* DATA IN THIS EXERCISE:
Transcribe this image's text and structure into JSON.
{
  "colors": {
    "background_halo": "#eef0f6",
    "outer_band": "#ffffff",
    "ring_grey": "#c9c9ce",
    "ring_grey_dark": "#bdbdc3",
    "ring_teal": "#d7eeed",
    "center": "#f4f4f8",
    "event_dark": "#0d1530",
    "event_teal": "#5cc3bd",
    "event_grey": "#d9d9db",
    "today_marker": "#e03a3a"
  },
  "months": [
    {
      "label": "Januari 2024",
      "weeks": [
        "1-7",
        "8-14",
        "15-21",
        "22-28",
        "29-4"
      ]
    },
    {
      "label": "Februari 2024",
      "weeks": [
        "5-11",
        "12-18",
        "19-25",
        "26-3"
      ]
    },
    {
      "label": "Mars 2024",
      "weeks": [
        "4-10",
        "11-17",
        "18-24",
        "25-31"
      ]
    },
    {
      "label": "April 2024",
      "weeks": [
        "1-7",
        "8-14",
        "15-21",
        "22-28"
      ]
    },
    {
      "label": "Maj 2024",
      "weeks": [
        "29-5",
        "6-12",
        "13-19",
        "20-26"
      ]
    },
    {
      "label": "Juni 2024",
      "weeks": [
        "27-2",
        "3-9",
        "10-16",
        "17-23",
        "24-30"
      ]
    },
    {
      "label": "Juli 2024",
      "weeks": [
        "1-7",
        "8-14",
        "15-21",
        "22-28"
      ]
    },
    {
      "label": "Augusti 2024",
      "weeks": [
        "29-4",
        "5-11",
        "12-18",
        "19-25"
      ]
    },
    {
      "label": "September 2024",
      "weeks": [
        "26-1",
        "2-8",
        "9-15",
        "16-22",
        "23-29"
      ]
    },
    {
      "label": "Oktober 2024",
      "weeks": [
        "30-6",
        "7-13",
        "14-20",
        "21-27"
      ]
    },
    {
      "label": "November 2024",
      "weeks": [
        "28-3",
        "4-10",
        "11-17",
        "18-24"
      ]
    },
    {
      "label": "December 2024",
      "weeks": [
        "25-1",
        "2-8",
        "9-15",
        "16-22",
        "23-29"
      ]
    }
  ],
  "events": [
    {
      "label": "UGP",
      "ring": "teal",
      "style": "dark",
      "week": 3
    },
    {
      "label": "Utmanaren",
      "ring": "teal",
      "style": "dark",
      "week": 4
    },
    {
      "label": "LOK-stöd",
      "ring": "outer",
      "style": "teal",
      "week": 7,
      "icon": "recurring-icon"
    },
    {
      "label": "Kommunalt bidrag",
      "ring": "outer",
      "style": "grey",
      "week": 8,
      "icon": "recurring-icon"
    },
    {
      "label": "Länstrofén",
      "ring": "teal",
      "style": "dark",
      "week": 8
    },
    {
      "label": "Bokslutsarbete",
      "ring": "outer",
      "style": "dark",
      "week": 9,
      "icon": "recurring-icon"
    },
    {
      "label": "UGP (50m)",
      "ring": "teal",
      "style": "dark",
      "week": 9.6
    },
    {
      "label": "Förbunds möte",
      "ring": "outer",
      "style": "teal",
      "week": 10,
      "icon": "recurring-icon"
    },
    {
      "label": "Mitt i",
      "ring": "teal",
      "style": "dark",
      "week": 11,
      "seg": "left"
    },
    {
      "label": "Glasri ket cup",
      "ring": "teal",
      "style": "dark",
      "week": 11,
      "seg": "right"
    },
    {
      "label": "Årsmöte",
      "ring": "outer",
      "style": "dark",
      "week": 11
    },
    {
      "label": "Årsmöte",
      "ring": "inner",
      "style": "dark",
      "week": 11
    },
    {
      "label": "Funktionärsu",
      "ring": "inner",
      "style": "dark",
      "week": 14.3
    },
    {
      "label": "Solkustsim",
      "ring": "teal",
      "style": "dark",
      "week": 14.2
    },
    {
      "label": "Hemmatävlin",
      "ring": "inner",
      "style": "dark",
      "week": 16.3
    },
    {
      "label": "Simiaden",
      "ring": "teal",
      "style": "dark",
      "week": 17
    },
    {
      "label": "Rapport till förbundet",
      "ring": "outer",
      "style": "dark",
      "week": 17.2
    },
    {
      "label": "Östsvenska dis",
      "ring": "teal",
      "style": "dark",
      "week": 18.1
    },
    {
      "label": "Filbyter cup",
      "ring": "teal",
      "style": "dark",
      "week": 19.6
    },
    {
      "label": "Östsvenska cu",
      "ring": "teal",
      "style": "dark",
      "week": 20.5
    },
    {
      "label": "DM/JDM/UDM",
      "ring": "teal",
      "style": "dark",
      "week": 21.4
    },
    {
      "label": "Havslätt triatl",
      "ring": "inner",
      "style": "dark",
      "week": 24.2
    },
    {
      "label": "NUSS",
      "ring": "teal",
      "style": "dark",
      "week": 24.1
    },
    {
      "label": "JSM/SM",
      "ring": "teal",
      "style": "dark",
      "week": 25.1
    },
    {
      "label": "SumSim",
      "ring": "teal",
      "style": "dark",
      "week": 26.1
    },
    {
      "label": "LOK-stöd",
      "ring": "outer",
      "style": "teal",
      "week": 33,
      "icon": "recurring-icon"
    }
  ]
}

* PROMPT:
Nothing should be changed: write out all of the data as is.

* SOLUTION TO THE PROBLEM:
Transcribe this image's text and structure into JSON.
{
  "colors": {
    "background_halo": "#eef0f6",
    "outer_band": "#ffffff",
    "ring_grey": "#c9c9ce",
    "ring_grey_dark": "#bdbdc3",
    "ring_teal": "#d7eeed",
    "center": "#f4f4f8",
    "event_dark": "#0d1530",
    "event_teal": "#5cc3bd",
    "event_grey": "#d9d9db",
    "today_marker": "#e03a3a"
  },
  "months": [
    {
      "label": "Januari 2024",
      "weeks": [
        "1-7",
        "8-14",
        "15-21",
        "22-28",
        "29-4"
      ]
    },
    {
      "label": "Februari 2024",
      "weeks": [
        "5-11",
        "12-18",
        "19-25",
        "26-3"
      ]
    },
    {
      "label": "Mars 2024",
      "weeks": [
        "4-10",
        "11-17",
        "18-24",
        "25-31"
      ]
    },
    {
      "label": "April 2024",
      "weeks": [
        "1-7",
        "8-14",
        "15-21",
        "22-28"
      ]
    },
    {
      "label": "Maj 2024",
      "weeks": [
        "29-5",
        "6-12",
        "13-19",
        "20-26"
      ]
    },
    {
      "label": "Juni 2024",
      "weeks": [
        "27-2",
        "3-9",
        "10-16",
        "17-23",
        "24-30"
      ]
    },
    {
      "label": "Juli 2024",
      "weeks": [
        "1-7",
        "8-14",
        "15-21",
        "22-28"
      ]
    },
    {
      "label": "Augusti 2024",
      "weeks": [
        "29-4",
        "5-11",
        "12-18",
        "19-25"
      ]
    },
    {
      "label": "September 2024",
      "weeks": [
        "26-1",
        "2-8",
        "9-15",
        "16-22",
        "23-29"
      ]
    },
    {
      "label": "Oktober 2024",
      "weeks": [
        "30-6",
        "7-13",
        "14-20",
        "21-27"
      ]
    },
    {
      "label": "November 2024",
      "weeks": [
        "28-3",
        "4-10",
        "11-17",
        "18-24"
      ]
    },
    {
      "label": "December 2024",
      "weeks": [
        "25-1",
        "2-8",
        "9-15",
        "16-22",
        "23-29"
      ]
    }
  ],
  "events": [
    {
      "label": "UGP",
      "ring": "teal",
      "style": "dark",
      "week": 3
    },
    {
      "label": "Utmanaren",
      "ring": "teal",
      "style": "dark",
      "week": 4
    },
    {
      "label": "LOK-stöd",
      "ring": "outer",
      "style": "teal",
      "week": 7,
      "icon": "recurring-icon"
    },
    {
      "label": "Kommunalt bidrag",
      "ring": "outer",
      "style": "grey",
      "week": 8,
      "icon": "recurring-icon"
    },
    {
      "label": "Länstrofén",
      "ring": "teal",
      "style": "dark",
      "week": 8
    },
    {
      "label": "Bokslutsarbete",
      "ring": "outer",
      "style": "dark",
      "week": 9,
      "icon": "recurring-icon"
    },
    {
      "label": "UGP (50m)",
      "ring": "teal",
      "style": "dark",
      "week": 9.6
    },
    {
      "label": "Förbunds möte",
      "ring": "outer",
      "style": "teal",
      "week": 10,
      "icon": "recurring-icon"
    },
    {
      "label": "Mitt i",
      "ring": "teal",
      "style": "dark",
      "week": 11,
      "seg": "left"
    },
    {
      "label": "Glasri ket cup",
      "ring": "teal",
      "style": "dark",
      "week": 11,
      "seg": "right"
    },
    {
      "label": "Årsmöte",
      "ring": "outer",
      "style": "dark",
      "week": 11
    },
    {
      "label": "Årsmöte",
      "ring": "inner",
      "style": "dark",
      "week": 11
    },
    {
      "label": "Funktionärsu",
      "ring": "inner",
      "style": "dark",
      "week": 14.3
    },
    {
      "label": "Solkustsim",
      "ring": "teal",
      "style": "dark",
      "week": 14.2
    },
    {
      "label": "Hemmatävlin",
      "ring": "inner",
      "style": "dark",
      "week": 16.3
    },
    {
      "label": "Simiaden",
      "ring": "teal",
      "style": "dark",
      "week": 17
    },
    {
      "label": "Rapport till förbundet",
      "ring": "outer",
      "style": "dark",
      "week": 17.2
    },
    {
      "label": "Östsvenska dis",
      "ring": "teal",
      "style": "dark",
      "week": 18.1
    },
    {
      "label": "Filbyter cup",
      "ring": "teal",
      "style": "dark",
      "week": 19.6
    },
    {
      "label": "Östsvenska cu",
      "ring": "teal",
      "style": "dark",
      "week": 20.5
    },
    {
      "label": "DM/JDM/UDM",
      "ring": "teal",
      "style": "dark",
      "week": 21.4
    },
    {
      "label": "Havslätt triatl",
      "ring": "inner",
      "style": "dark",
      "week": 24.2
    },
    {
      "label": "NUSS",
      "ring": "teal",
      "style": "dark",
      "week": 24.1
    },
    {
      "label": "JSM/SM",
      "ring": "teal",
      "style": "dark",
      "week": 25.1
    },
    {
      "label": "SumSim",
      "ring": "teal",
      "style": "dark",
      "week": 26.1
    },
    {
      "label": "LOK-stöd",
      "ring": "outer",
      "style": "teal",
      "week": 33,
      "icon": "recurring-icon"
    }
  ]
}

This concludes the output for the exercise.